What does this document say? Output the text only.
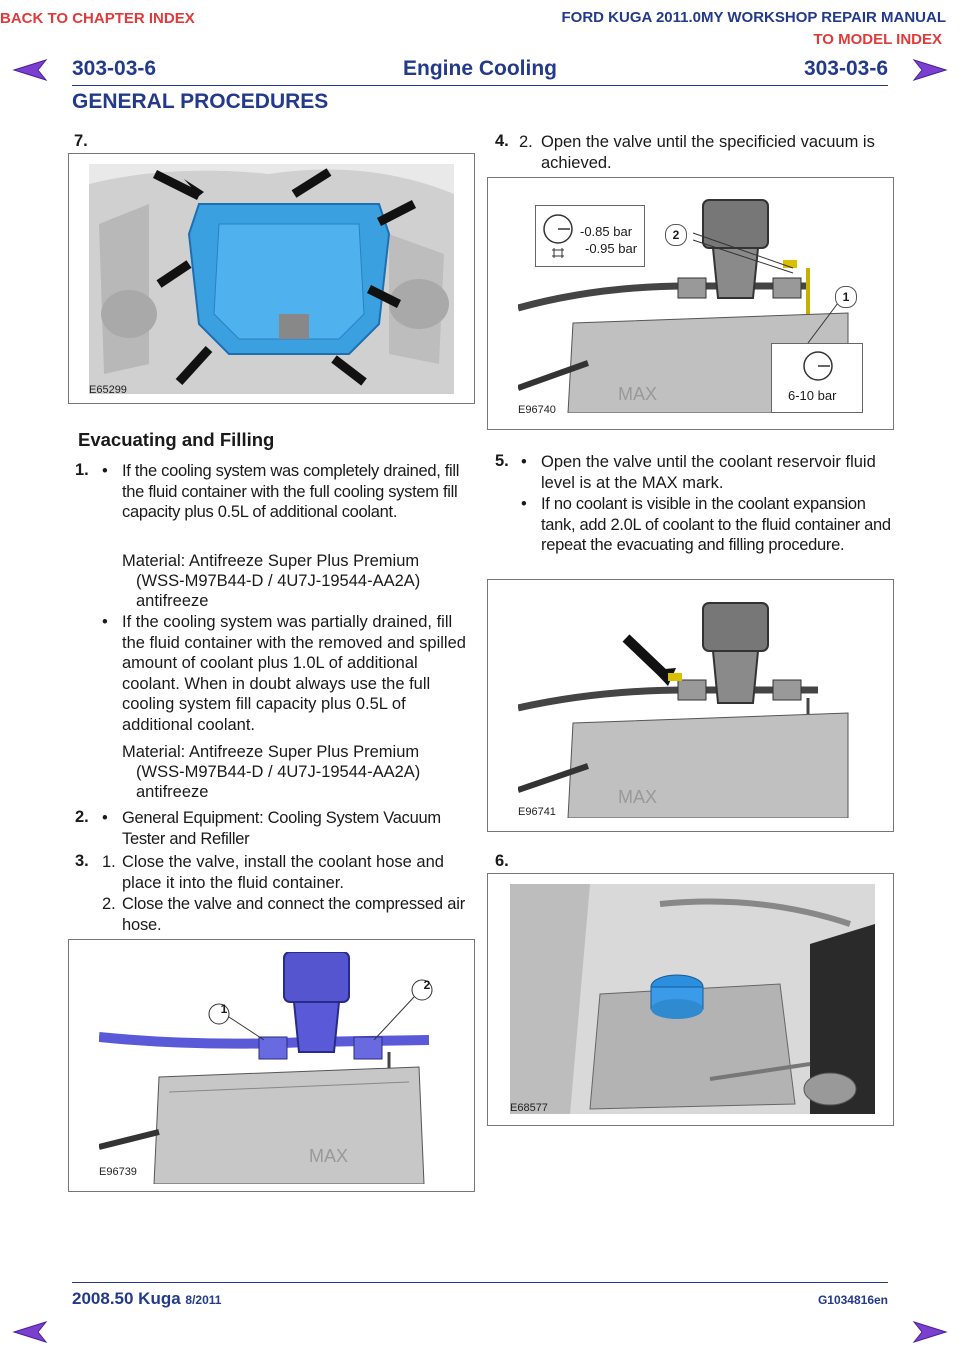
BACK TO CHAPTER INDEX	FORD KUGA 2011.0MY WORKSHOP REPAIR MANUAL
TO MODEL INDEX
303-03-6	Engine Cooling	303-03-6
GENERAL PROCEDURES
7.
E65299
Evacuating and Filling
1. • If the cooling system was completely drained, fill the fluid container with the full cooling system fill capacity plus 0.5L of additional coolant.
Material: Antifreeze Super Plus Premium
(WSS-M97B44-D / 4U7J-19544-AA2A)
antifreeze
• If the cooling system was partially drained, fill the fluid container with the removed and spilled amount of coolant plus 1.0L of additional coolant. When in doubt always use the full cooling system fill capacity plus 0.5L of additional coolant.
Material: Antifreeze Super Plus Premium
(WSS-M97B44-D / 4U7J-19544-AA2A)
antifreeze
2. • General Equipment: Cooling System Vacuum Tester and Refiller
3. 1. Close the valve, install the coolant hose and place it into the fluid container.
2. Close the valve and connect the compressed air hose.
MAX
1
2
E96739
4. 2. Open the valve until the specificied vacuum is achieved.
MAX
-0.85 bar
-0.95 bar
2
1
6-10 bar
E96740
5. • Open the valve until the coolant reservoir fluid level is at the MAX mark.
• If no coolant is visible in the coolant expansion tank, add 2.0L of coolant to the fluid container and repeat the evacuating and filling procedure.
MAX
E96741
6.
E68577
2008.50 Kuga 8/2011	G1034816en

——

Requirements:
The records above need to be given again exactly. Omit the pictures.

Reply:
What does this document say? Output the text only.
BACK TO CHAPTER INDEX	FORD KUGA 2011.0MY WORKSHOP REPAIR MANUAL
TO MODEL INDEX
303-03-6	Engine Cooling	303-03-6
GENERAL PROCEDURES
7.
E65299
Evacuating and Filling
1. • If the cooling system was completely drained, fill the fluid container with the full cooling system fill capacity plus 0.5L of additional coolant.
Material: Antifreeze Super Plus Premium
(WSS-M97B44-D / 4U7J-19544-AA2A)
antifreeze
• If the cooling system was partially drained, fill the fluid container with the removed and spilled amount of coolant plus 1.0L of additional coolant. When in doubt always use the full cooling system fill capacity plus 0.5L of additional coolant.
Material: Antifreeze Super Plus Premium
(WSS-M97B44-D / 4U7J-19544-AA2A)
antifreeze
2. • General Equipment: Cooling System Vacuum Tester and Refiller
3. 1. Close the valve, install the coolant hose and place it into the fluid container.
2. Close the valve and connect the compressed air hose.
MAX
1
2
E96739
4. 2. Open the valve until the specificied vacuum is achieved.
MAX
-0.85 bar
-0.95 bar
2
1
6-10 bar
E96740
5. • Open the valve until the coolant reservoir fluid level is at the MAX mark.
• If no coolant is visible in the coolant expansion tank, add 2.0L of coolant to the fluid container and repeat the evacuating and filling procedure.
MAX
E96741
6.
E68577
2008.50 Kuga 8/2011	G1034816en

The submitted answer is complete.